**EXERCISE REQUIREMENTS**
Return the records exactly as they are.

**RECORD LIST**
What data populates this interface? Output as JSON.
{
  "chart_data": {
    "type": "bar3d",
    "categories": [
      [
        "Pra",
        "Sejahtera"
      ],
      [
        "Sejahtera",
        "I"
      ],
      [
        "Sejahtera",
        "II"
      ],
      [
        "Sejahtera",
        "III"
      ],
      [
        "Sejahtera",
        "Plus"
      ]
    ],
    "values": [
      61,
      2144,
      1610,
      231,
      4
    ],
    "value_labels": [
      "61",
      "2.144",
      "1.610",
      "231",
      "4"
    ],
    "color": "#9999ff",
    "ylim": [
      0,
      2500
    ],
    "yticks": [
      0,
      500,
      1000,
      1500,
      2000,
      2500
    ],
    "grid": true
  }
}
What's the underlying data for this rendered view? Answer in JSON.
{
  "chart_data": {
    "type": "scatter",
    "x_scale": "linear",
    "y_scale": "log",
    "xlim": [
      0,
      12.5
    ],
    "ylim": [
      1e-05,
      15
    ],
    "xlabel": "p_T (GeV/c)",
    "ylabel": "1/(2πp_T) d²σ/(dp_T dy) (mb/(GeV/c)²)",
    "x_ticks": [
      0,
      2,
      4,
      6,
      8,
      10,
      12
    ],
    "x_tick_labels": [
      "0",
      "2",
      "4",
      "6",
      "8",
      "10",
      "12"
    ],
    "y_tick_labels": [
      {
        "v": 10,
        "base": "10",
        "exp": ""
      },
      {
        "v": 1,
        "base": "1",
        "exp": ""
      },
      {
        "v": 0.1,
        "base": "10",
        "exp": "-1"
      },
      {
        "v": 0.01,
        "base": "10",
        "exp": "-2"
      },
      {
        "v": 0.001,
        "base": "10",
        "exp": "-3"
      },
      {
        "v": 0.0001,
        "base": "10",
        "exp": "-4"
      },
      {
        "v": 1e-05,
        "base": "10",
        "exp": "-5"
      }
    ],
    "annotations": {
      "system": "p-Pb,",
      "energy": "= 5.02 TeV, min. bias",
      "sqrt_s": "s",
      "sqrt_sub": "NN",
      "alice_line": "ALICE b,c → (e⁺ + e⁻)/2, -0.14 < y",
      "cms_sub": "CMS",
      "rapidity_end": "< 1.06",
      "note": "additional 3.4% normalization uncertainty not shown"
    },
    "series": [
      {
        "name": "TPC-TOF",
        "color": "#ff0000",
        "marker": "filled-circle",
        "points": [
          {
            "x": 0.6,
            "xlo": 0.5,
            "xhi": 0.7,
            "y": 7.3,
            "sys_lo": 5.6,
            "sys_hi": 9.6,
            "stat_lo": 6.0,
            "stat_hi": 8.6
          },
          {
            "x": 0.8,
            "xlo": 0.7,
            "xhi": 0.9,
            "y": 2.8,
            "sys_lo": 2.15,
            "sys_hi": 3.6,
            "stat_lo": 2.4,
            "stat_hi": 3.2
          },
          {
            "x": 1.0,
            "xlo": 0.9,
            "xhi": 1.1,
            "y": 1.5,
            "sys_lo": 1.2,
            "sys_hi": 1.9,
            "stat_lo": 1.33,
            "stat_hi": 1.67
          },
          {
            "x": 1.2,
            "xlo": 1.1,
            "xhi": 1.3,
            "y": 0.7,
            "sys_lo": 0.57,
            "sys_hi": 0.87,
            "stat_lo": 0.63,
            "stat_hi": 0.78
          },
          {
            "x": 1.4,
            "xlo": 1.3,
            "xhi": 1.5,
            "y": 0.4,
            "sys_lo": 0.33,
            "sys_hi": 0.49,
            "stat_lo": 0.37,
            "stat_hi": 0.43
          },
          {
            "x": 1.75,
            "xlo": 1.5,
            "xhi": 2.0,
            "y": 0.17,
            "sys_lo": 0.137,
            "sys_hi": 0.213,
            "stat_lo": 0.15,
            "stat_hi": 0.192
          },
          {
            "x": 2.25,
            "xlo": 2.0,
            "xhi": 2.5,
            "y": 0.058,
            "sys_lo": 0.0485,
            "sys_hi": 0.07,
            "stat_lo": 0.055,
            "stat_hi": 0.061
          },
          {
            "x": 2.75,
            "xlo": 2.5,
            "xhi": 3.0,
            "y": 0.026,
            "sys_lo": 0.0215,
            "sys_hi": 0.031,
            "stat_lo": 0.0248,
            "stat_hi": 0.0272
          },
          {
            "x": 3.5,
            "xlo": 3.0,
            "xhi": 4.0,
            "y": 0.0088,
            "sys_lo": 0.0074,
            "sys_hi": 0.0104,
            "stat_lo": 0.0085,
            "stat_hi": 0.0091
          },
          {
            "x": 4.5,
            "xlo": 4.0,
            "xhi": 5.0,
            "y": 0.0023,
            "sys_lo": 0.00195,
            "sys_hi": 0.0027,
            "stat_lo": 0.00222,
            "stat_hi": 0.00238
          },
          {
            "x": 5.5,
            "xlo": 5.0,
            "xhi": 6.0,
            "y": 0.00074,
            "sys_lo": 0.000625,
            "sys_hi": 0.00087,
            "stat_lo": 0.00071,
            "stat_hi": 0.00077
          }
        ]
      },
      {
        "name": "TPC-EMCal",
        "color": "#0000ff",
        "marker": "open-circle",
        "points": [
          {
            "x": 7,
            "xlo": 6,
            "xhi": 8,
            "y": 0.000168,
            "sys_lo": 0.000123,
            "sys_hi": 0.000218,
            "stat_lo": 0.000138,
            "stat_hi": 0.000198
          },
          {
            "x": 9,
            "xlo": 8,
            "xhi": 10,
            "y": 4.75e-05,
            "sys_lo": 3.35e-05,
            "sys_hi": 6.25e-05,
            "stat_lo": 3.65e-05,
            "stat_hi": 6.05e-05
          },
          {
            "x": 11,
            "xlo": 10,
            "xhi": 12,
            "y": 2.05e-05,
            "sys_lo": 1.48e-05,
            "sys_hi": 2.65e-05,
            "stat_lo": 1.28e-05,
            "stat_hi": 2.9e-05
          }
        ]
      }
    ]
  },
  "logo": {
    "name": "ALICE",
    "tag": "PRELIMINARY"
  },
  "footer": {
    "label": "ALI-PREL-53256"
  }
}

**REPLY**
What data populates this interface? Output as JSON.
{
  "chart_data": {
    "type": "bar3d",
    "categories": [
      [
        "Pra",
        "Sejahtera"
      ],
      [
        "Sejahtera",
        "I"
      ],
      [
        "Sejahtera",
        "II"
      ],
      [
        "Sejahtera",
        "III"
      ],
      [
        "Sejahtera",
        "Plus"
      ]
    ],
    "values": [
      61,
      2144,
      1610,
      231,
      4
    ],
    "value_labels": [
      "61",
      "2.144",
      "1.610",
      "231",
      "4"
    ],
    "color": "#9999ff",
    "ylim": [
      0,
      2500
    ],
    "yticks": [
      0,
      500,
      1000,
      1500,
      2000,
      2500
    ],
    "grid": true
  }
}
What's the underlying data for this rendered view? Answer in JSON.
{
  "chart_data": {
    "type": "scatter",
    "x_scale": "linear",
    "y_scale": "log",
    "xlim": [
      0,
      12.5
    ],
    "ylim": [
      1e-05,
      15
    ],
    "xlabel": "p_T (GeV/c)",
    "ylabel": "1/(2πp_T) d²σ/(dp_T dy) (mb/(GeV/c)²)",
    "x_ticks": [
      0,
      2,
      4,
      6,
      8,
      10,
      12
    ],
    "x_tick_labels": [
      "0",
      "2",
      "4",
      "6",
      "8",
      "10",
      "12"
    ],
    "y_tick_labels": [
      {
        "v": 10,
        "base": "10",
        "exp": ""
      },
      {
        "v": 1,
        "base": "1",
        "exp": ""
      },
      {
        "v": 0.1,
        "base": "10",
        "exp": "-1"
      },
      {
        "v": 0.01,
        "base": "10",
        "exp": "-2"
      },
      {
        "v": 0.001,
        "base": "10",
        "exp": "-3"
      },
      {
        "v": 0.0001,
        "base": "10",
        "exp": "-4"
      },
      {
        "v": 1e-05,
        "base": "10",
        "exp": "-5"
      }
    ],
    "annotations": {
      "system": "p-Pb,",
      "energy": "= 5.02 TeV, min. bias",
      "sqrt_s": "s",
      "sqrt_sub": "NN",
      "alice_line": "ALICE b,c → (e⁺ + e⁻)/2, -0.14 < y",
      "cms_sub": "CMS",
      "rapidity_end": "< 1.06",
      "note": "additional 3.4% normalization uncertainty not shown"
    },
    "series": [
      {
        "name": "TPC-TOF",
        "color": "#ff0000",
        "marker": "filled-circle",
        "points": [
          {
            "x": 0.6,
            "xlo": 0.5,
            "xhi": 0.7,
            "y": 7.3,
            "sys_lo": 5.6,
            "sys_hi": 9.6,
            "stat_lo": 6.0,
            "stat_hi": 8.6
          },
          {
            "x": 0.8,
            "xlo": 0.7,
            "xhi": 0.9,
            "y": 2.8,
            "sys_lo": 2.15,
            "sys_hi": 3.6,
            "stat_lo": 2.4,
            "stat_hi": 3.2
          },
          {
            "x": 1.0,
            "xlo": 0.9,
            "xhi": 1.1,
            "y": 1.5,
            "sys_lo": 1.2,
            "sys_hi": 1.9,
            "stat_lo": 1.33,
            "stat_hi": 1.67
          },
          {
            "x": 1.2,
            "xlo": 1.1,
            "xhi": 1.3,
            "y": 0.7,
            "sys_lo": 0.57,
            "sys_hi": 0.87,
            "stat_lo": 0.63,
            "stat_hi": 0.78
          },
          {
            "x": 1.4,
            "xlo": 1.3,
            "xhi": 1.5,
            "y": 0.4,
            "sys_lo": 0.33,
            "sys_hi": 0.49,
            "stat_lo": 0.37,
            "stat_hi": 0.43
          },
          {
            "x": 1.75,
            "xlo": 1.5,
            "xhi": 2.0,
            "y": 0.17,
            "sys_lo": 0.137,
            "sys_hi": 0.213,
            "stat_lo": 0.15,
            "stat_hi": 0.192
          },
          {
            "x": 2.25,
            "xlo": 2.0,
            "xhi": 2.5,
            "y": 0.058,
            "sys_lo": 0.0485,
            "sys_hi": 0.07,
            "stat_lo": 0.055,
            "stat_hi": 0.061
          },
          {
            "x": 2.75,
            "xlo": 2.5,
            "xhi": 3.0,
            "y": 0.026,
            "sys_lo": 0.0215,
            "sys_hi": 0.031,
            "stat_lo": 0.0248,
            "stat_hi": 0.0272
          },
          {
            "x": 3.5,
            "xlo": 3.0,
            "xhi": 4.0,
            "y": 0.0088,
            "sys_lo": 0.0074,
            "sys_hi": 0.0104,
            "stat_lo": 0.0085,
            "stat_hi": 0.0091
          },
          {
            "x": 4.5,
            "xlo": 4.0,
            "xhi": 5.0,
            "y": 0.0023,
            "sys_lo": 0.00195,
            "sys_hi": 0.0027,
            "stat_lo": 0.00222,
            "stat_hi": 0.00238
          },
          {
            "x": 5.5,
            "xlo": 5.0,
            "xhi": 6.0,
            "y": 0.00074,
            "sys_lo": 0.000625,
            "sys_hi": 0.00087,
            "stat_lo": 0.00071,
            "stat_hi": 0.00077
          }
        ]
      },
      {
        "name": "TPC-EMCal",
        "color": "#0000ff",
        "marker": "open-circle",
        "points": [
          {
            "x": 7,
            "xlo": 6,
            "xhi": 8,
            "y": 0.000168,
            "sys_lo": 0.000123,
            "sys_hi": 0.000218,
            "stat_lo": 0.000138,
            "stat_hi": 0.000198
          },
          {
            "x": 9,
            "xlo": 8,
            "xhi": 10,
            "y": 4.75e-05,
            "sys_lo": 3.35e-05,
            "sys_hi": 6.25e-05,
            "stat_lo": 3.65e-05,
            "stat_hi": 6.05e-05
          },
          {
            "x": 11,
            "xlo": 10,
            "xhi": 12,
            "y": 2.05e-05,
            "sys_lo": 1.48e-05,
            "sys_hi": 2.65e-05,
            "stat_lo": 1.28e-05,
            "stat_hi": 2.9e-05
          }
        ]
      }
    ]
  },
  "logo": {
    "name": "ALICE",
    "tag": "PRELIMINARY"
  },
  "footer": {
    "label": "ALI-PREL-53256"
  }
}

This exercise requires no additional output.